## Begin STORED RECORDS

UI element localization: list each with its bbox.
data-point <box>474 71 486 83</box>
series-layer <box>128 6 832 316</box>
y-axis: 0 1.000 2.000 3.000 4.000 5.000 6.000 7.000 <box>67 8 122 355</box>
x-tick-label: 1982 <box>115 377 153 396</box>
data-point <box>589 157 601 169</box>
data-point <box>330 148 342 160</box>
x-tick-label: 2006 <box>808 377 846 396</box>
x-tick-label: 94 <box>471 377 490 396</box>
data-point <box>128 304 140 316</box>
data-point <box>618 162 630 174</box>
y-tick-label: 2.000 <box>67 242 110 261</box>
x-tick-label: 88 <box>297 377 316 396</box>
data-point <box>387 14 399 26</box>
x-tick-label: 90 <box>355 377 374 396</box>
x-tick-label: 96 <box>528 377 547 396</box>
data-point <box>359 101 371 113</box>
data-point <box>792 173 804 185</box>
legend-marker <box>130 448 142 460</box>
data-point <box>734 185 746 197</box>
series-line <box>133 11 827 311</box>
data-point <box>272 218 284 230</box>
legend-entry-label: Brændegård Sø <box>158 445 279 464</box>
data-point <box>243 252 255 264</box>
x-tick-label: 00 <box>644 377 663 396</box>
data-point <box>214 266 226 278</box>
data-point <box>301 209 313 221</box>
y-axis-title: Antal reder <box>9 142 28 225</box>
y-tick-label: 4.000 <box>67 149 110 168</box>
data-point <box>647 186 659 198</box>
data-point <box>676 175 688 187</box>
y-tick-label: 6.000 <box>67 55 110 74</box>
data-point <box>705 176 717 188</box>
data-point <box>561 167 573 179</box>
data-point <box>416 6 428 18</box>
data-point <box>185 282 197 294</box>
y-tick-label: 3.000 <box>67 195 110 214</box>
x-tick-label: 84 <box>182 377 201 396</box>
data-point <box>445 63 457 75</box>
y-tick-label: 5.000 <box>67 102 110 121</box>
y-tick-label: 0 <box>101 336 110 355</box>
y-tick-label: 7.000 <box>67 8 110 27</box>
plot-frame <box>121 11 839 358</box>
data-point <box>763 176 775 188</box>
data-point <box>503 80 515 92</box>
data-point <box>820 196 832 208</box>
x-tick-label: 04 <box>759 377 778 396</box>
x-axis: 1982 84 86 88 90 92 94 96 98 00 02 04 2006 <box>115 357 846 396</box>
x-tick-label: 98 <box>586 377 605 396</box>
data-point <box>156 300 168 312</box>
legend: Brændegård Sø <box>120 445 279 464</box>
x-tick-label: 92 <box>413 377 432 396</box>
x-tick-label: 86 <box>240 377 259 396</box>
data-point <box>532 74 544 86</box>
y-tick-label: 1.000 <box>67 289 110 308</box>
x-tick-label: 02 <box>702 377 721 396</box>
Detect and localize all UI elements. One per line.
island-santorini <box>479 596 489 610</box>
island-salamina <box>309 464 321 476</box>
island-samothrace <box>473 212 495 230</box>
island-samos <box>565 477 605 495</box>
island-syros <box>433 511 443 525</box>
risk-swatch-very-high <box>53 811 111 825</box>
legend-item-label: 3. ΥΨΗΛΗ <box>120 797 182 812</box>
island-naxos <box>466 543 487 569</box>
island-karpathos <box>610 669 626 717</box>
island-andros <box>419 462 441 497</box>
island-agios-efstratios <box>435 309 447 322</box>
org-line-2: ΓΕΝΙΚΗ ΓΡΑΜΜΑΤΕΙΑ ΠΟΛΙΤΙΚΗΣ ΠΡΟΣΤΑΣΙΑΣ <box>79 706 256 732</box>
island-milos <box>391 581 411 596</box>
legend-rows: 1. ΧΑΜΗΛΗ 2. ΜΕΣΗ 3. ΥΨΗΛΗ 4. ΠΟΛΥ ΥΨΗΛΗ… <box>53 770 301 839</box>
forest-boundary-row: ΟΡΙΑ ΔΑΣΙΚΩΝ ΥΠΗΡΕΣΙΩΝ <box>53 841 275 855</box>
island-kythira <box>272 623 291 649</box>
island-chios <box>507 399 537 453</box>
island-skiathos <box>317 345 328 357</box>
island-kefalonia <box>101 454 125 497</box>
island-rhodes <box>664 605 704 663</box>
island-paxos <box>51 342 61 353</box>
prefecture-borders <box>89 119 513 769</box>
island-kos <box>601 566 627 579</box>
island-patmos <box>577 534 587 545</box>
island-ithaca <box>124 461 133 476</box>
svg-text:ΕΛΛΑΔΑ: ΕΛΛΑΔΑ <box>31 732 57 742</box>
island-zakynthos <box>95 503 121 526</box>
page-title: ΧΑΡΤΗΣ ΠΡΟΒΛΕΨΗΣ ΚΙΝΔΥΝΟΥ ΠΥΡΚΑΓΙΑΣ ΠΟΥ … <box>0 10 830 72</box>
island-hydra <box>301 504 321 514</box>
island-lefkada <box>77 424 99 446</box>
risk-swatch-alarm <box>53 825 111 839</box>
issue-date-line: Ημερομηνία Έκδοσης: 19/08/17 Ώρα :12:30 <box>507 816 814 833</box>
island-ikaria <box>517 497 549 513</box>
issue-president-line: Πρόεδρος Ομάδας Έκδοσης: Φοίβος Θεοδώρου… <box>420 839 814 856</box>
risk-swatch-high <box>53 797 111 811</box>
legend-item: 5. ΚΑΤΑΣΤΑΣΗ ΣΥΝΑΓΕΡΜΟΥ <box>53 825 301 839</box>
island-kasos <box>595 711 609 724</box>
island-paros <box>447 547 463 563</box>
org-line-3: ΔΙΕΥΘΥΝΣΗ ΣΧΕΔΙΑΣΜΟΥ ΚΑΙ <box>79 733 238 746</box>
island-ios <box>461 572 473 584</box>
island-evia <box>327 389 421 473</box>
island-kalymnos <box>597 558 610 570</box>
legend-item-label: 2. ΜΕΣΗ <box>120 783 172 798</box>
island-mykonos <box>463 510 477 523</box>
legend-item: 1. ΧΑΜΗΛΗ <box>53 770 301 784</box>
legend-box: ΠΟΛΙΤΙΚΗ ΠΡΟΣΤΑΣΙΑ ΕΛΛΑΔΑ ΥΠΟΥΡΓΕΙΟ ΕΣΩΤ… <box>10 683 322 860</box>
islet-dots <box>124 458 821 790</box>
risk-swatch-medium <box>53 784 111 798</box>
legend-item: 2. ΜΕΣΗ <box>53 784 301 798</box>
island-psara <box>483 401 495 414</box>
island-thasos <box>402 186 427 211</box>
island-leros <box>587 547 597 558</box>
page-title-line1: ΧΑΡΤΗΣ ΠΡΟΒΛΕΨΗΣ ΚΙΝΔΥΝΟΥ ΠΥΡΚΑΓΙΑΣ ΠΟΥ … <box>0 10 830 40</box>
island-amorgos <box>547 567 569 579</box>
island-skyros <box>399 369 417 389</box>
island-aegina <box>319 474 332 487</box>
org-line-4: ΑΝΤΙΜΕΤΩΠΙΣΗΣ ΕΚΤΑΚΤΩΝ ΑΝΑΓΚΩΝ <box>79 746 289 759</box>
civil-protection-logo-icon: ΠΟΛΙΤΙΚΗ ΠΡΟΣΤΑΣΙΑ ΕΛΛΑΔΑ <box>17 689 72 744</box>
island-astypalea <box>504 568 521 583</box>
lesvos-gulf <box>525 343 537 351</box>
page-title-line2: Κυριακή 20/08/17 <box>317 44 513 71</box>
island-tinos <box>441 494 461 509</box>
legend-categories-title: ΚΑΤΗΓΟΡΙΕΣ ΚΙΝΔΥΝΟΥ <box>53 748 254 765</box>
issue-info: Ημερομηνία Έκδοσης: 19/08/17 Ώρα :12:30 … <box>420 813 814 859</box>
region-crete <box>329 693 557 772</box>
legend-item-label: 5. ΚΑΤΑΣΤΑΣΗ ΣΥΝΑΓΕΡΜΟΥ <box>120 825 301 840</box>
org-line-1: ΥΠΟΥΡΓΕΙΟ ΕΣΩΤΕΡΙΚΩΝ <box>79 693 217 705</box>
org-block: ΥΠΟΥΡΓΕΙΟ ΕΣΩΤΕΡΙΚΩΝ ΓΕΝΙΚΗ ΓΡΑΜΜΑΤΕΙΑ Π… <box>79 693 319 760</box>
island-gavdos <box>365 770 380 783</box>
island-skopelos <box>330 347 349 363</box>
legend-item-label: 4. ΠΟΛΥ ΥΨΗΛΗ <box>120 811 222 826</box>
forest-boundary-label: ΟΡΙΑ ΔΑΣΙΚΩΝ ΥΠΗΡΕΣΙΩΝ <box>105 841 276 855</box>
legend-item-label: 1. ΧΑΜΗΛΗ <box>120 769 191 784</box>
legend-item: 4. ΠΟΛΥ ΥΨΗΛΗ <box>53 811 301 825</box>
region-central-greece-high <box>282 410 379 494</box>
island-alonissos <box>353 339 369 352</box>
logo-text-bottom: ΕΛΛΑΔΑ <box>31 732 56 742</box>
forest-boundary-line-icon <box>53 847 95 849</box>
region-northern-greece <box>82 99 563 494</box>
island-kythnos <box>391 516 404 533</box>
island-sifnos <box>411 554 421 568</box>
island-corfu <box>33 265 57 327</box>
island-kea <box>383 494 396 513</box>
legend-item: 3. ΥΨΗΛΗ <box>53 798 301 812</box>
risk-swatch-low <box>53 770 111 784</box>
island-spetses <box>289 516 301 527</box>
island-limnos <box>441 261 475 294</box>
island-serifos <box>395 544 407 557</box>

## End STORED RECORDS

▶ AIM OF THE TASK: Please return everything from the start of the listing down to the line containing "data-point <box>589 157 601 169</box>", inclusive, repeating those lines exactly.

▶ OUTPUT FOR THIS TASK:
UI element localization: list each with its bbox.
data-point <box>474 71 486 83</box>
series-layer <box>128 6 832 316</box>
y-axis: 0 1.000 2.000 3.000 4.000 5.000 6.000 7.000 <box>67 8 122 355</box>
x-tick-label: 1982 <box>115 377 153 396</box>
data-point <box>589 157 601 169</box>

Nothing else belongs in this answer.